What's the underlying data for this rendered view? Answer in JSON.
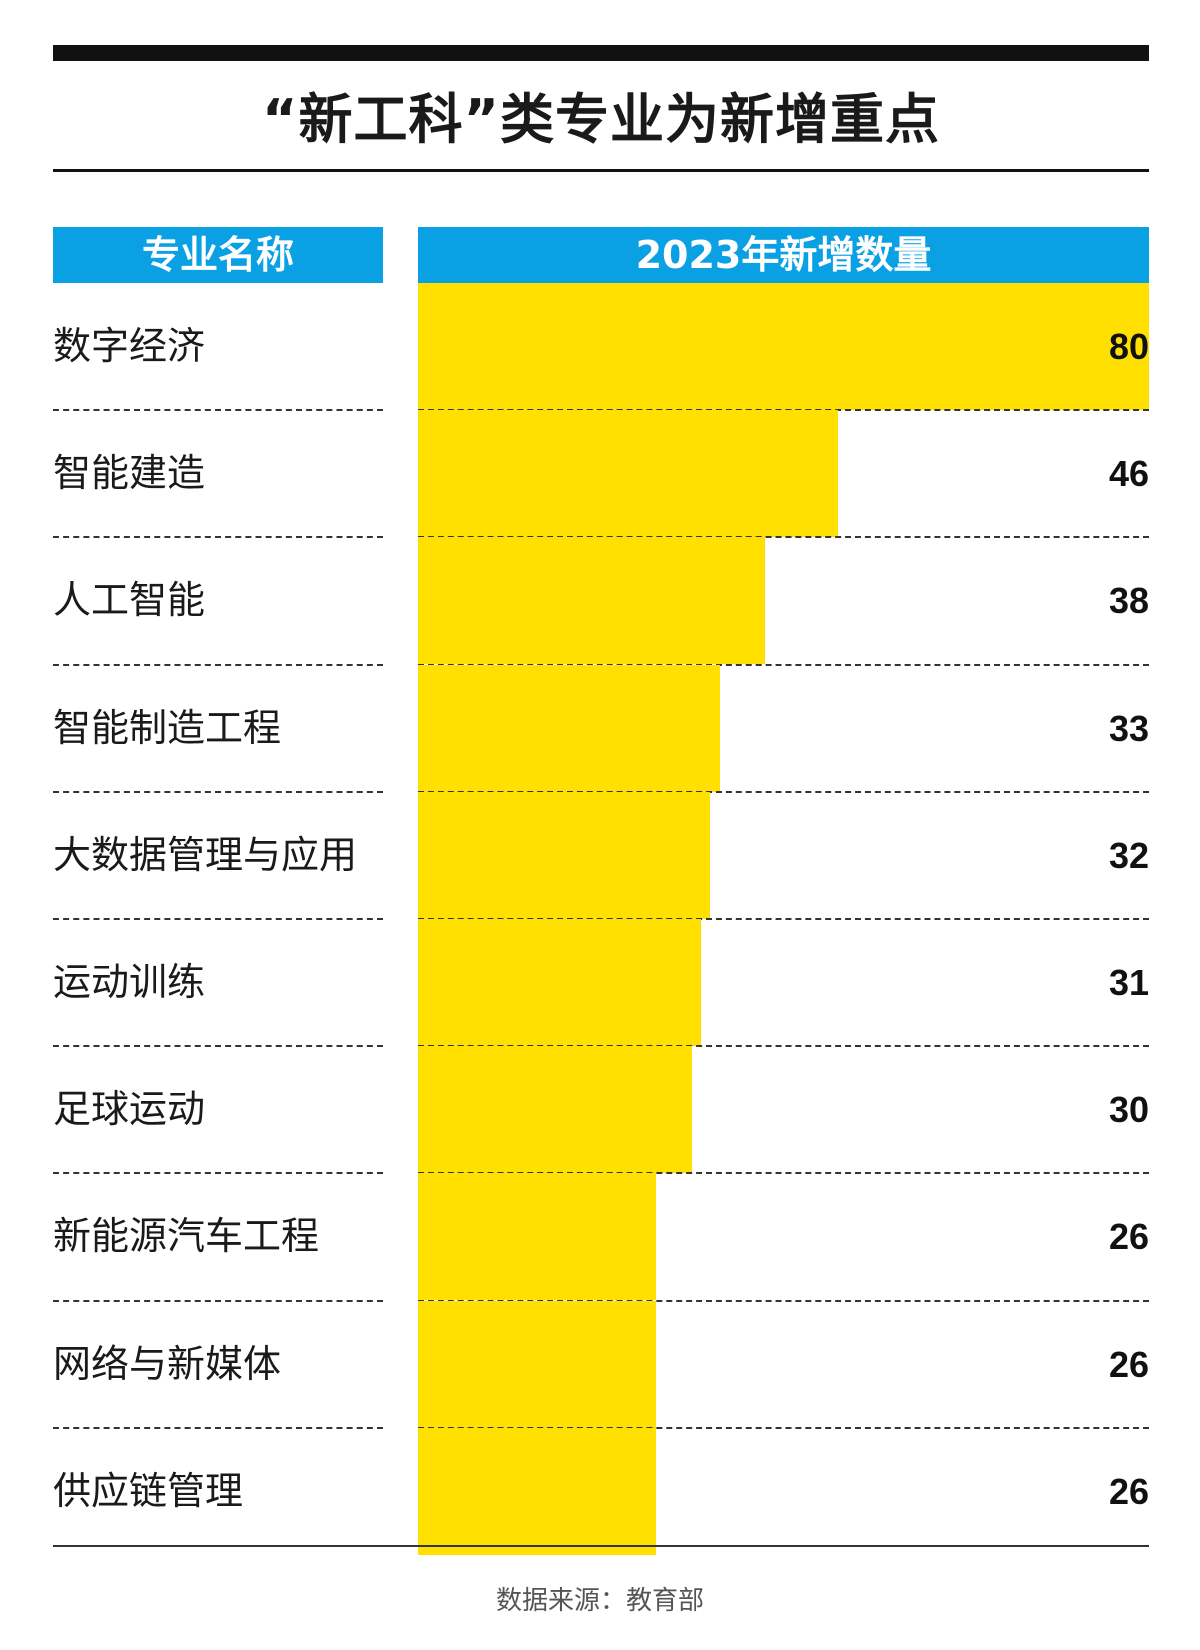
{
  "title": "“新工科”类专业为新增重点",
  "source": "数据来源：教育部",
  "colors": {
    "header": "#0aa0e4",
    "bar": "#ffe000",
    "rule": "#111111"
  },
  "chart_data": {
    "type": "bar",
    "orientation": "horizontal",
    "title": "“新工科”类专业为新增重点",
    "category_header": "专业名称",
    "value_header": "2023年新增数量",
    "categories": [
      "数字经济",
      "智能建造",
      "人工智能",
      "智能制造工程",
      "大数据管理与应用",
      "运动训练",
      "足球运动",
      "新能源汽车工程",
      "网络与新媒体",
      "供应链管理"
    ],
    "values": [
      80,
      46,
      38,
      33,
      32,
      31,
      30,
      26,
      26,
      26
    ],
    "xlim": [
      0,
      80
    ],
    "grid": false,
    "legend": "none"
  }
}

**Given exercise**
Print out every entry above without changing a word, and leave out the pictures.

**Task response**
What's the underlying data for this rendered view? Answer in JSON.
{
  "title": "“新工科”类专业为新增重点",
  "source": "数据来源：教育部",
  "colors": {
    "header": "#0aa0e4",
    "bar": "#ffe000",
    "rule": "#111111"
  },
  "chart_data": {
    "type": "bar",
    "orientation": "horizontal",
    "title": "“新工科”类专业为新增重点",
    "category_header": "专业名称",
    "value_header": "2023年新增数量",
    "categories": [
      "数字经济",
      "智能建造",
      "人工智能",
      "智能制造工程",
      "大数据管理与应用",
      "运动训练",
      "足球运动",
      "新能源汽车工程",
      "网络与新媒体",
      "供应链管理"
    ],
    "values": [
      80,
      46,
      38,
      33,
      32,
      31,
      30,
      26,
      26,
      26
    ],
    "xlim": [
      0,
      80
    ],
    "grid": false,
    "legend": "none"
  }
}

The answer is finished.